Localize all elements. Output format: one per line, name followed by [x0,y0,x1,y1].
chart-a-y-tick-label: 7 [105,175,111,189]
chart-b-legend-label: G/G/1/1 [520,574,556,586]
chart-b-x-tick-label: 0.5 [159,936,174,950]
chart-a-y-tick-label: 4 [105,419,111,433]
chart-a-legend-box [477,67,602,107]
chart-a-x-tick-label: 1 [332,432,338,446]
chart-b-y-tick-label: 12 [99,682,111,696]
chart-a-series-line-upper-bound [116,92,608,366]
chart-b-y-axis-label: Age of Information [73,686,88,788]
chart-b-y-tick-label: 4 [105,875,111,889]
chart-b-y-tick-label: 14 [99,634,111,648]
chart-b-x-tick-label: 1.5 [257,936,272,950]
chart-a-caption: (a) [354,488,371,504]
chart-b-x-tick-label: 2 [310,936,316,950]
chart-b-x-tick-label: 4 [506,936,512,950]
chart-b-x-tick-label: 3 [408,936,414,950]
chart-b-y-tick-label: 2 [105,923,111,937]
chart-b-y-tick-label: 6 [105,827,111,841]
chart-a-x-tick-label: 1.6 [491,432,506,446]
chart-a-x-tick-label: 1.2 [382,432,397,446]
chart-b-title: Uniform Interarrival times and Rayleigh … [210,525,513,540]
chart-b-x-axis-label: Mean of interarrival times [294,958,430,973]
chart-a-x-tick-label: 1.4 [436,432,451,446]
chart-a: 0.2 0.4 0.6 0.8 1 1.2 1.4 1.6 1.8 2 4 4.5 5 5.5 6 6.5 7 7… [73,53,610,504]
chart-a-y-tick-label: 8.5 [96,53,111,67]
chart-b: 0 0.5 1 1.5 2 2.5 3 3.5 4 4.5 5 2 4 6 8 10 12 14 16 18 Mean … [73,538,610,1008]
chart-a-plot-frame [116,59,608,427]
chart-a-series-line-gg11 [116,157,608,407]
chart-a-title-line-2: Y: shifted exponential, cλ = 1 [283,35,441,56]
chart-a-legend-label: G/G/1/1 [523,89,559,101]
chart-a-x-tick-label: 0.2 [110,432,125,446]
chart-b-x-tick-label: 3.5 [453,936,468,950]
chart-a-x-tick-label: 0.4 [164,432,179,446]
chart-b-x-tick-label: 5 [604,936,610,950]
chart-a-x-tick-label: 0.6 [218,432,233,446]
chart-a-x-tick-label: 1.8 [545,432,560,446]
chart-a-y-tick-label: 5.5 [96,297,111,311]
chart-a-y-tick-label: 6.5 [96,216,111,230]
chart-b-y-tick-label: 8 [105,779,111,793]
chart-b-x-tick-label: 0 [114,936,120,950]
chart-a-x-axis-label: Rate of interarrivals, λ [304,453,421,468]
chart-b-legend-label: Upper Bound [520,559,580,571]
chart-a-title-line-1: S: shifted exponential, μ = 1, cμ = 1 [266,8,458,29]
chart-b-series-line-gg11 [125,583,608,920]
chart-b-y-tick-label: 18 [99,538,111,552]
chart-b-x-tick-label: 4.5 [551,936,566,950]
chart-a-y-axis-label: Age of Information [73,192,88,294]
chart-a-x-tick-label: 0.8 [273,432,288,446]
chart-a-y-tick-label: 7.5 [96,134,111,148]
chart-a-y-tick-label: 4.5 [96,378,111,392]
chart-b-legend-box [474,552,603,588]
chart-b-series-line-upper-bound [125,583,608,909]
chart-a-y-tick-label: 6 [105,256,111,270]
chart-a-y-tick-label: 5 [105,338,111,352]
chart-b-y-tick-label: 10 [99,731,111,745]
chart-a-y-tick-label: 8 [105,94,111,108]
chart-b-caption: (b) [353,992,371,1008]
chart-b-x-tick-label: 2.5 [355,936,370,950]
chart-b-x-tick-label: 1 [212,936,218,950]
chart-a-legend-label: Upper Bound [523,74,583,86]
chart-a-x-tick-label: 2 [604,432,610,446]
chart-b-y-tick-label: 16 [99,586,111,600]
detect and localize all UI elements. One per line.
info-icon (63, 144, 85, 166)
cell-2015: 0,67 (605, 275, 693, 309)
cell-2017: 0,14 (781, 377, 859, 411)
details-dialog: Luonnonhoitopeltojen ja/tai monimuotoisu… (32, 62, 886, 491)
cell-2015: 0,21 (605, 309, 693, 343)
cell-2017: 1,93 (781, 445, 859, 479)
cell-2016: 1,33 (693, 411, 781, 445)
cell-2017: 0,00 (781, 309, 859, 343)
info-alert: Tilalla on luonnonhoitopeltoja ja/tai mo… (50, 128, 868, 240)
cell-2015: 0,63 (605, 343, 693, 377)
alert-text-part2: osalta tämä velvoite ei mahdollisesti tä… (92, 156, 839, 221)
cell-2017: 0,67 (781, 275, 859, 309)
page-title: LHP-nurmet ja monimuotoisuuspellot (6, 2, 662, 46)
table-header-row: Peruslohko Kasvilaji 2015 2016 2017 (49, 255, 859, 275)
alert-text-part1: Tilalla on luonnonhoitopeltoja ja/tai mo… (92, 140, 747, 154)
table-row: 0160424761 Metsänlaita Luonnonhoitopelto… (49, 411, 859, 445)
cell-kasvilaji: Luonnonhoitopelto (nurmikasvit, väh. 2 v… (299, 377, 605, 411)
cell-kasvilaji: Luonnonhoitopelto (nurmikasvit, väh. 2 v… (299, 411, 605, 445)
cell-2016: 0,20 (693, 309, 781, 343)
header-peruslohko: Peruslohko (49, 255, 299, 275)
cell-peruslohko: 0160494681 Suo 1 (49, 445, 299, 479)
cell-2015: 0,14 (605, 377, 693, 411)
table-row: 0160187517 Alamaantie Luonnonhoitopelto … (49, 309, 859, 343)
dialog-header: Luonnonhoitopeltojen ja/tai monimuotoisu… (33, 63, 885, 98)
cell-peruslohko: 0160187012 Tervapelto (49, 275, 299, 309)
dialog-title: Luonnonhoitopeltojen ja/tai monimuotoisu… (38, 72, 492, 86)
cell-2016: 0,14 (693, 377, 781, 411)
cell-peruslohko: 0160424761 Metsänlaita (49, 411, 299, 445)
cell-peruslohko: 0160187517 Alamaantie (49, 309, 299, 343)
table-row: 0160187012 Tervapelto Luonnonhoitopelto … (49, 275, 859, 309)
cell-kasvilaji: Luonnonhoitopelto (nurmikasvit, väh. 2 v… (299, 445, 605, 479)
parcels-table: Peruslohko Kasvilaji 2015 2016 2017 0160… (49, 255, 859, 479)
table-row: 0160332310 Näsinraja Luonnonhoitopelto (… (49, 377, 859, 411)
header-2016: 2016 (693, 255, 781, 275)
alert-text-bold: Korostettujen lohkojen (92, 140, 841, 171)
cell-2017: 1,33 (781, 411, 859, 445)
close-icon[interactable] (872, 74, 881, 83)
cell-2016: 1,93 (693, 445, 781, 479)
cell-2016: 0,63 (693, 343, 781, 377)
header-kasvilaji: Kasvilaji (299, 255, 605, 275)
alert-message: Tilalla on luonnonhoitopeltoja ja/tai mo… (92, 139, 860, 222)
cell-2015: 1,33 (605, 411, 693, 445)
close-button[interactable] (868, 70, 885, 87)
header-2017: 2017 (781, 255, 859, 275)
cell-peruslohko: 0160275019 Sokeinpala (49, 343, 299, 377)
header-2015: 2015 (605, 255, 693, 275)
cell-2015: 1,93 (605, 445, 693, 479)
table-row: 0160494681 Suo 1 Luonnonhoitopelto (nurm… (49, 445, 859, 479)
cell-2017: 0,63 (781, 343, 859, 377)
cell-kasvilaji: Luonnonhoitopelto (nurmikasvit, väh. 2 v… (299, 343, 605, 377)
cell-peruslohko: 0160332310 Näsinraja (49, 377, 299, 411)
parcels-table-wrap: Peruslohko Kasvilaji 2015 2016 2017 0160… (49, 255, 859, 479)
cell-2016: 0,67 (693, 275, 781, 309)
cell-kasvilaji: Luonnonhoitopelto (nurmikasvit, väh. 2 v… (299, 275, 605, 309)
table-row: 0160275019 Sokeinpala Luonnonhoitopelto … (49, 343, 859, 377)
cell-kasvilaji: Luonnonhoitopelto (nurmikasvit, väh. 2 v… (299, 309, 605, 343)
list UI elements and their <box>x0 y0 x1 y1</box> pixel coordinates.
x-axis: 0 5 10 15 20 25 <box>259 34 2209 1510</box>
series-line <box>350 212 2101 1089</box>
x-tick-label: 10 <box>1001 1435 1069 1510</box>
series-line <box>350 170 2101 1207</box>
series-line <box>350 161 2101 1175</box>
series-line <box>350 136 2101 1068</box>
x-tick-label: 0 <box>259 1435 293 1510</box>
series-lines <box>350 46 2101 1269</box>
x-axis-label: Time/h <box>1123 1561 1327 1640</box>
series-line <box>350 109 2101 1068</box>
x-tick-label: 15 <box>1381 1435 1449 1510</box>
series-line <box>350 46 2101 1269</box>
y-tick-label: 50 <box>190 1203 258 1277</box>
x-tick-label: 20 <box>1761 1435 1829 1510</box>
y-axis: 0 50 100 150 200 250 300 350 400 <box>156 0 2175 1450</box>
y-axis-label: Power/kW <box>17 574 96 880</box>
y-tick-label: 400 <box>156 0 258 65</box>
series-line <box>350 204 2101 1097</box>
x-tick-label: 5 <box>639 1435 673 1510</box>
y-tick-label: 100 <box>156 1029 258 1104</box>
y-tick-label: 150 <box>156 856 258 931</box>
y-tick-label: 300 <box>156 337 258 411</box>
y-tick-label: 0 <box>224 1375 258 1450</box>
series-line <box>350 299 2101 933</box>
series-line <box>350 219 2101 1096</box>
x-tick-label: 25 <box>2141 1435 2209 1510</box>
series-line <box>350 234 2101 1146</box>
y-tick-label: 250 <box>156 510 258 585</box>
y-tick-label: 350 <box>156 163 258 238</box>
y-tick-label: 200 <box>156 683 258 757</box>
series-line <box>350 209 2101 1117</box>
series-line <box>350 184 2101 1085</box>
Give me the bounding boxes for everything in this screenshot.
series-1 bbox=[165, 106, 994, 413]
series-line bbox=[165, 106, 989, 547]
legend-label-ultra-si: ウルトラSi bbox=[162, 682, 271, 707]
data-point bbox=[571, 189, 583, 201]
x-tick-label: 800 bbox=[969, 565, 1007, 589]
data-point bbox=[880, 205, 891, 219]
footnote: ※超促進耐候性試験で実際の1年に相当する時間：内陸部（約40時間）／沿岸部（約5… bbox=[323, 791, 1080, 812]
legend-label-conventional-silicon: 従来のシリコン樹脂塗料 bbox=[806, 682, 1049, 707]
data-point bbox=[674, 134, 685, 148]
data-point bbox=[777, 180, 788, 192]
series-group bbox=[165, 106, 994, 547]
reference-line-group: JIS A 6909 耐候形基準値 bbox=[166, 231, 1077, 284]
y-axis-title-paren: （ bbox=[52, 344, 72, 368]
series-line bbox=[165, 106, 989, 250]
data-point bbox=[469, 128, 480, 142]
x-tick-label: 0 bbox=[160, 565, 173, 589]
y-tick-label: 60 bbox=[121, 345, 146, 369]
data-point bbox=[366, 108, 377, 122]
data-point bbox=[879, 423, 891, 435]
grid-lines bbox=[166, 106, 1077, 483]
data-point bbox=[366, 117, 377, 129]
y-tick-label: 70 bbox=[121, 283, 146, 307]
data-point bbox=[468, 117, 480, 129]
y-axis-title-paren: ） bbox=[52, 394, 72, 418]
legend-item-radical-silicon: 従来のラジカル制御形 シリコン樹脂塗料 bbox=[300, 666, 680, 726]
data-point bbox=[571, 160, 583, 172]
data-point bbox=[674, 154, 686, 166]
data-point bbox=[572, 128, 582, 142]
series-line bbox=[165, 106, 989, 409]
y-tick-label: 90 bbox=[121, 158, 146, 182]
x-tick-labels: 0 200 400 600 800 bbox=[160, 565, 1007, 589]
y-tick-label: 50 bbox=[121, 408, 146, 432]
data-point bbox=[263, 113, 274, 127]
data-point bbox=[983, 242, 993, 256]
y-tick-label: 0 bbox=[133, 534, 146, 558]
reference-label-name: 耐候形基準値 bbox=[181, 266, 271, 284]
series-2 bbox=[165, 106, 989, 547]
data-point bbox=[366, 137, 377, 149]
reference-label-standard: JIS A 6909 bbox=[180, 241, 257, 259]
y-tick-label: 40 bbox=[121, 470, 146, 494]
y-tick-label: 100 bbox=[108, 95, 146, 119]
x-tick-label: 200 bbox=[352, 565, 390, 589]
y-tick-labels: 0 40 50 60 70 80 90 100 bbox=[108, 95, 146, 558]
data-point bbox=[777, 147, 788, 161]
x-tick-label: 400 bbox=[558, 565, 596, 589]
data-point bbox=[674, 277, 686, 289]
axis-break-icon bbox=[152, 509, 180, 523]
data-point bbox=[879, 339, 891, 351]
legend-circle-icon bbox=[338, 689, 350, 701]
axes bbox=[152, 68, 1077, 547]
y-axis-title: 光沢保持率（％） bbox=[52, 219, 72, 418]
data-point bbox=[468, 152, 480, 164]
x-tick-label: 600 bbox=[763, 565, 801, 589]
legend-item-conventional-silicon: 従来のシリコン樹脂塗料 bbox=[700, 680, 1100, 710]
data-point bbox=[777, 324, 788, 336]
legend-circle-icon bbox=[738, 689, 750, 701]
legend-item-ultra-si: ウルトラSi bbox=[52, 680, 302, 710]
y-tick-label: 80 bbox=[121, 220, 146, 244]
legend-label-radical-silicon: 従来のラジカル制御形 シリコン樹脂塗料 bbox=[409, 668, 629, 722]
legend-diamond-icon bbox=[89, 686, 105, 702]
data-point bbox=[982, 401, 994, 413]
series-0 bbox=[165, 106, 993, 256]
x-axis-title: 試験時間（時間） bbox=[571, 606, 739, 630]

● **Written instruction**
Quote the records word for word, starting at their first line and ending at the line that contains "chart-a-x-tick-label: 1 [332,432,338,446]", with both of those lines included.

● **Final answer**
Localize all elements. Output format: one per line, name followed by [x0,y0,x1,y1].
chart-a-y-tick-label: 7 [105,175,111,189]
chart-b-legend-label: G/G/1/1 [520,574,556,586]
chart-b-x-tick-label: 0.5 [159,936,174,950]
chart-a-y-tick-label: 4 [105,419,111,433]
chart-a-legend-box [477,67,602,107]
chart-a-x-tick-label: 1 [332,432,338,446]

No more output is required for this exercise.